WORKING DATA:
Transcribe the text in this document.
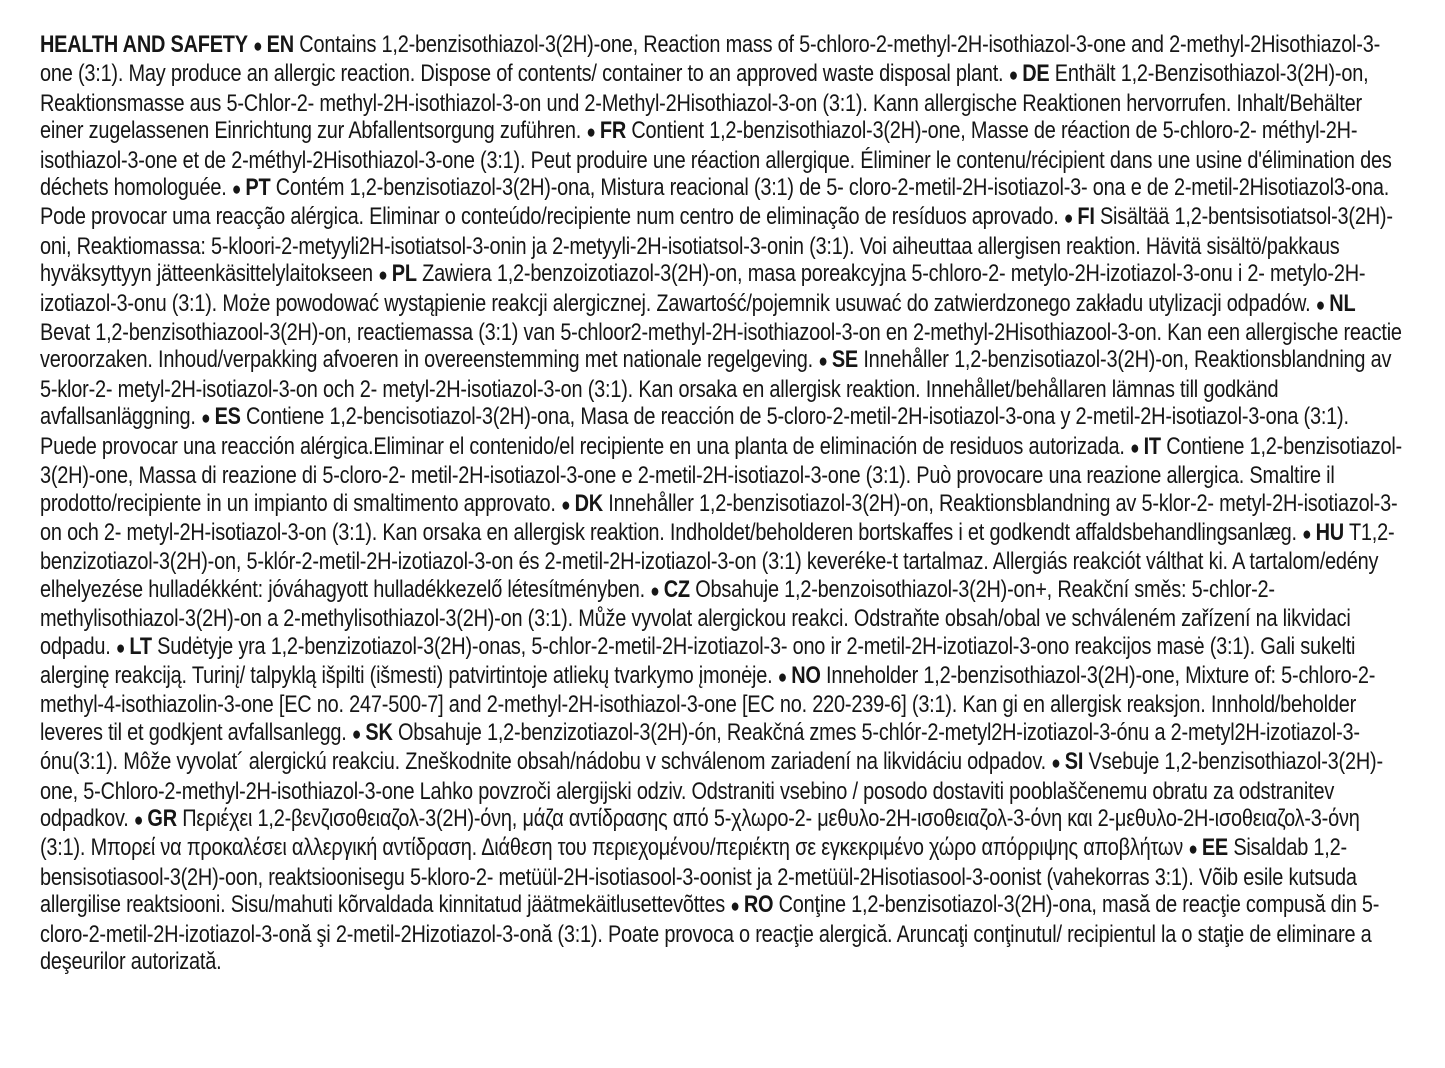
HEALTH AND SAFETY ● EN Contains 1,2-benzisothiazol-3(2H)-one, Reaction mass of 5-chloro-2-methyl-2H-isothiazol-3-one and 2-methyl-2Hisothiazol-3-one (3:1). May produce an allergic reaction. Dispose of contents/ container to an approved waste disposal plant. ● DE Enthält 1,2-Benzisothiazol-3(2H)-on, Reaktionsmasse aus 5-Chlor-2- methyl-2H-isothiazol-3-on und 2-Methyl-2Hisothiazol-3-on (3:1). Kann allergische Reaktionen hervorrufen. Inhalt/Behälter einer zugelassenen Einrichtung zur Abfallentsorgung zuführen. ● FR Contient 1,2-benzisothiazol-3(2H)-one, Masse de réaction de 5-chloro-2- méthyl-2H-isothiazol-3-one et de 2-méthyl-2Hisothiazol-3-one (3:1). Peut produire une réaction allergique. Éliminer le contenu/récipient dans une usine d'élimination des déchets homologuée. ● PT Contém 1,2-benzisotiazol-3(2H)-ona, Mistura reacional (3:1) de 5- cloro-2-metil-2H-isotiazol-3- ona e de 2-metil-2Hisotiazol3-ona. Pode provocar uma reacção alérgica. Eliminar o conteúdo/recipiente num centro de eliminação de resíduos aprovado. ● FI Sisältää 1,2-bentsisotiatsol-3(2H)-oni, Reaktiomassa: 5-kloori-2-metyyli2H-isotiatsol-3-onin ja 2-metyyli-2H-isotiatsol-3-onin (3:1). Voi aiheuttaa allergisen reaktion. Hävitä sisältö/pakkaus hyväksyttyyn jätteenkäsittelylaitokseen ● PL Zawiera 1,2-benzoizotiazol-3(2H)-on, masa poreakcyjna 5-chloro-2- metylo-2H-izotiazol-3-onu i 2- metylo-2H-izotiazol-3-onu (3:1). Może powodować wystąpienie reakcji alergicznej. Zawartość/pojemnik usuwać do zatwierdzonego zakładu utylizacji odpadów. ● NL Bevat 1,2-benzisothiazool-3(2H)-on, reactiemassa (3:1) van 5-chloor2-methyl-2H-isothiazool-3-on en 2-methyl-2Hisothiazool-3-on. Kan een allergische reactie veroorzaken. Inhoud/verpakking afvoeren in overeenstemming met nationale regelgeving. ● SE Innehåller 1,2-benzisotiazol-3(2H)-on, Reaktionsblandning av 5-klor-2- metyl-2H-isotiazol-3-on och 2- metyl-2H-isotiazol-3-on (3:1). Kan orsaka en allergisk reaktion. Innehållet/behållaren lämnas till godkänd avfallsanläggning. ● ES Contiene 1,2-bencisotiazol-3(2H)-ona, Masa de reacción de 5-cloro-2-metil-2H-isotiazol-3-ona y 2-metil-2H-isotiazol-3-ona (3:1). Puede provocar una reacción alérgica.Eliminar el contenido/el recipiente en una planta de eliminación de residuos autorizada. ● IT Contiene 1,2-benzisotiazol-3(2H)-one, Massa di reazione di 5-cloro-2- metil-2H-isotiazol-3-one e 2-metil-2H-isotiazol-3-one (3:1). Può provocare una reazione allergica. Smaltire il prodotto/recipiente in un impianto di smaltimento approvato. ● DK Innehåller 1,2-benzisotiazol-3(2H)-on, Reaktionsblandning av 5-klor-2- metyl-2H-isotiazol-3-on och 2- metyl-2H-isotiazol-3-on (3:1). Kan orsaka en allergisk reaktion. Indholdet/beholderen bortskaffes i et godkendt affaldsbehandlingsanlæg. ● HU T1,2-benzizotiazol-3(2H)-on, 5-klór-2-metil-2H-izotiazol-3-on és 2-metil-2H-izotiazol-3-on (3:1) keveréke-t tartalmaz. Allergiás reakciót válthat ki. A tartalom/edény elhelyezése hulladékként: jóváhagyott hulladékkezelő létesítményben. ● CZ Obsahuje 1,2-benzoisothiazol-3(2H)-on+, Reakční směs: 5-chlor-2-methylisothiazol-3(2H)-on a 2-methylisothiazol-3(2H)-on (3:1). Může vyvolat alergickou reakci. Odstraňte obsah/obal ve schváleném zařízení na likvidaci odpadu. ● LT Sudėtyje yra 1,2-benzizotiazol-3(2H)-onas, 5-chlor-2-metil-2H-izotiazol-3- ono ir 2-metil-2H-izotiazol-3-ono reakcijos masė (3:1). Gali sukelti alerginę reakciją. Turinį/ talpyklą išpilti (išmesti) patvirtintoje atliekų tvarkymo įmonėje. ● NO Inneholder 1,2-benzisothiazol-3(2H)-one, Mixture of: 5-chloro-2-methyl-4-isothiazolin-3-one [EC no. 247-500-7] and 2-methyl-2H-isothiazol-3-one [EC no. 220-239-6] (3:1). Kan gi en allergisk reaksjon. Innhold/beholder leveres til et godkjent avfallsanlegg. ● SK Obsahuje 1,2-benzizotiazol-3(2H)-ón, Reakčná zmes 5-chlór-2-metyl2H-izotiazol-3-ónu a 2-metyl2H-izotiazol-3-ónu(3:1). Môže vyvolat´ alergickú reakciu. Zneškodnite obsah/nádobu v schválenom zariadení na likvidáciu odpadov. ● SI Vsebuje 1,2-benzisothiazol-3(2H)-one, 5-Chloro-2-methyl-2H-isothiazol-3-one Lahko povzroči alergijski odziv. Odstraniti vsebino / posodo dostaviti pooblaščenemu obratu za odstranitev odpadkov. ● GR Περιέχει 1,2-βενζισοθειαζολ-3(2H)-όνη, μάζα αντίδρασης από 5-χλωρο-2- μεθυλο-2H-ισοθειαζολ-3-όνη και 2-μεθυλο-2H-ισοθειαζολ-3-όνη (3:1). Μπορεί να προκαλέσει αλλεργική αντίδραση. Διάθεση του περιεχομένου/περιέκτη σε εγκεκριμένο χώρο απόρριψης αποβλήτων ● EE Sisaldab 1,2-bensisotiasool-3(2H)-oon, reaktsioonisegu 5-kloro-2- metüül-2H-isotiasool-3-oonist ja 2-metüül-2Hisotiasool-3-oonist (vahekorras 3:1). Võib esile kutsuda allergilise reaktsiooni. Sisu/mahuti kõrvaldada kinnitatud jäätmekäitlusettevõttes ● RO Conţine 1,2-benzisotiazol-3(2H)-ona, masă de reacţie compusă din 5- cloro-2-metil-2H-izotiazol-3-onă şi 2-metil-2Hizotiazol-3-onă (3:1). Poate provoca o reacţie alergică. Aruncaţi conţinutul/ recipientul la o staţie de eliminare a deşeurilor autorizată.
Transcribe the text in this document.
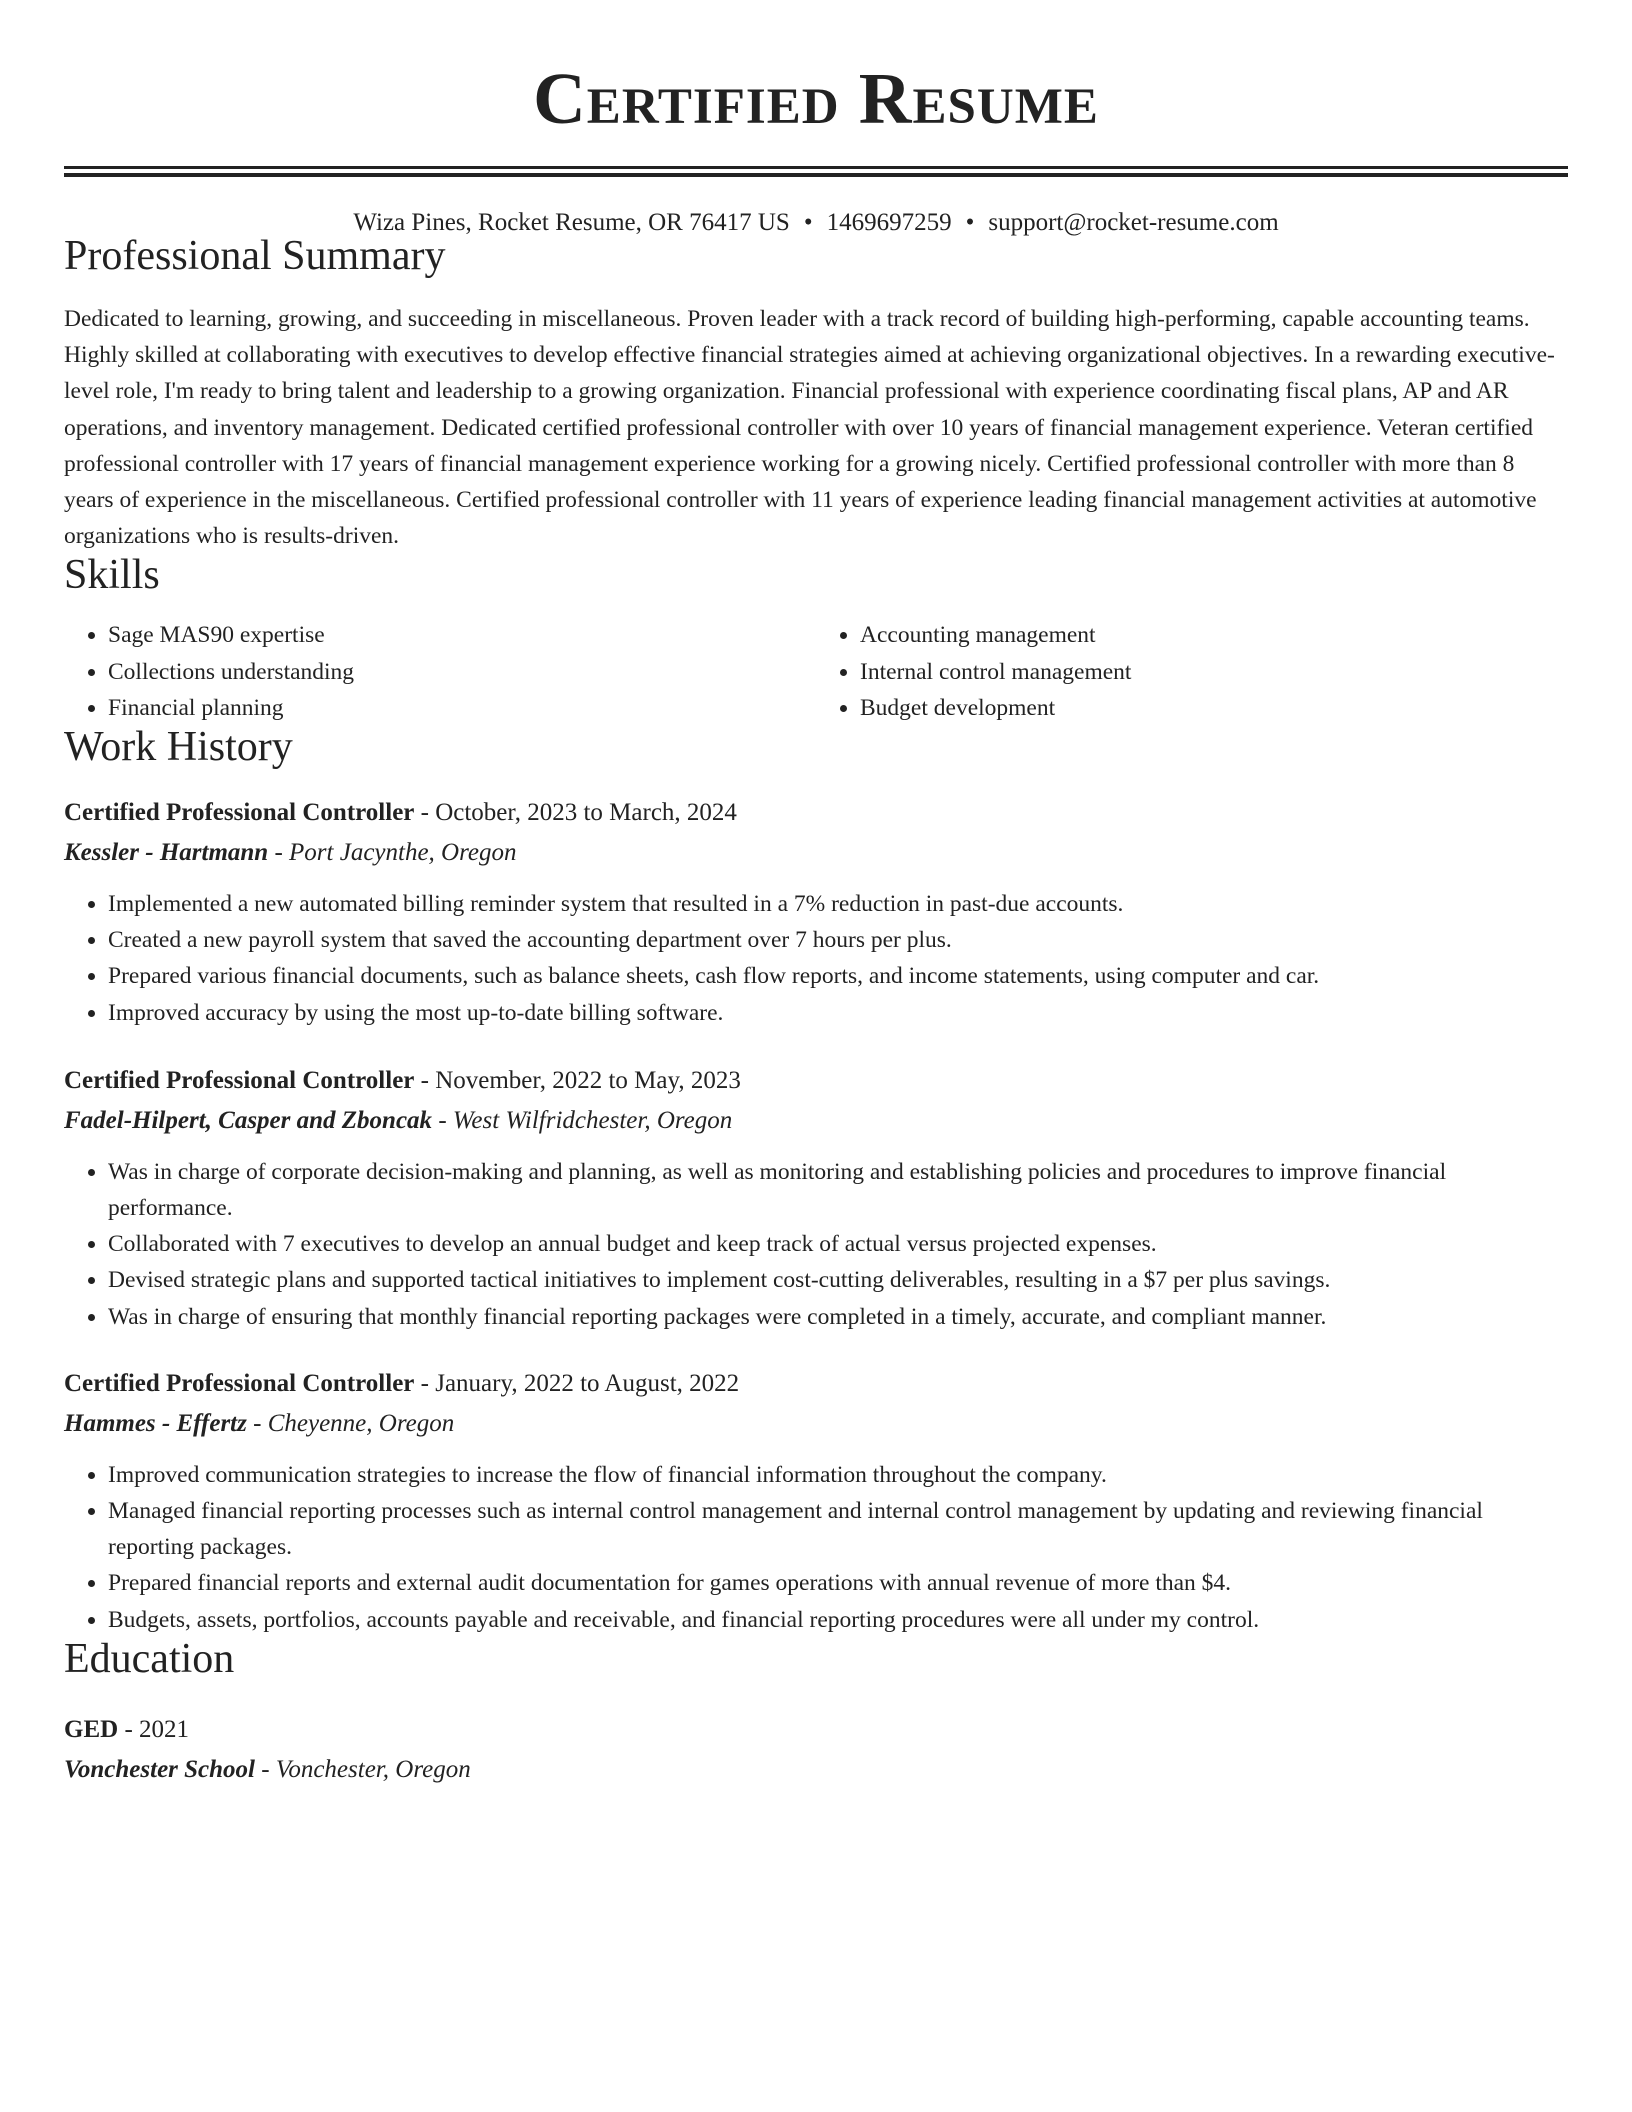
Certified Resume
Wiza Pines, Rocket Resume, OR 76417 US • 1469697259 • support@rocket-resume.com
Professional Summary
Dedicated to learning, growing, and succeeding in miscellaneous. Proven leader with a track record of building high-performing, capable accounting teams. Highly skilled at collaborating with executives to develop effective financial strategies aimed at achieving organizational objectives. In a rewarding executive-level role, I'm ready to bring talent and leadership to a growing organization. Financial professional with experience coordinating fiscal plans, AP and AR operations, and inventory management. Dedicated certified professional controller with over 10 years of financial management experience. Veteran certified professional controller with 17 years of financial management experience working for a growing nicely. Certified professional controller with more than 8 years of experience in the miscellaneous. Certified professional controller with 11 years of experience leading financial management activities at automotive organizations who is results-driven.
Skills
• Sage MAS90 expertise
• Collections understanding
• Financial planning
• Accounting management
• Internal control management
• Budget development
Work History
Certified Professional Controller - October, 2023 to March, 2024
Kessler - Hartmann - Port Jacynthe, Oregon
• Implemented a new automated billing reminder system that resulted in a 7% reduction in past-due accounts.
• Created a new payroll system that saved the accounting department over 7 hours per plus.
• Prepared various financial documents, such as balance sheets, cash flow reports, and income statements, using computer and car.
• Improved accuracy by using the most up-to-date billing software.
Certified Professional Controller - November, 2022 to May, 2023
Fadel-Hilpert, Casper and Zboncak - West Wilfridchester, Oregon
• Was in charge of corporate decision-making and planning, as well as monitoring and establishing policies and procedures to improve financial performance.
• Collaborated with 7 executives to develop an annual budget and keep track of actual versus projected expenses.
• Devised strategic plans and supported tactical initiatives to implement cost-cutting deliverables, resulting in a $7 per plus savings.
• Was in charge of ensuring that monthly financial reporting packages were completed in a timely, accurate, and compliant manner.
Certified Professional Controller - January, 2022 to August, 2022
Hammes - Effertz - Cheyenne, Oregon
• Improved communication strategies to increase the flow of financial information throughout the company.
• Managed financial reporting processes such as internal control management and internal control management by updating and reviewing financial reporting packages.
• Prepared financial reports and external audit documentation for games operations with annual revenue of more than $4.
• Budgets, assets, portfolios, accounts payable and receivable, and financial reporting procedures were all under my control.
Education
GED - 2021
Vonchester School - Vonchester, Oregon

WHAT NEEDS TO BE DONE:
Which lines contain the word "than"? Return each of them.

PROBLEM SOLUTION:
Dedicated to learning, growing, and succeeding in miscellaneous. Proven leader with a track record of building high-performing, capable accounting teams. Highly skilled at collaborating with executives to develop effective financial strategies aimed at achieving organizational objectives. In a rewarding executive-level role, I'm ready to bring talent and leadership to a growing organization. Financial professional with experience coordinating fiscal plans, AP and AR operations, and inventory management. Dedicated certified professional controller with over 10 years of financial management experience. Veteran certified professional controller with 17 years of financial management experience working for a growing nicely. Certified professional controller with more than 8 years of experience in the miscellaneous. Certified professional controller with 11 years of experience leading financial management activities at automotive organizations who is results-driven.
• Prepared financial reports and external audit documentation for games operations with annual revenue of more than $4.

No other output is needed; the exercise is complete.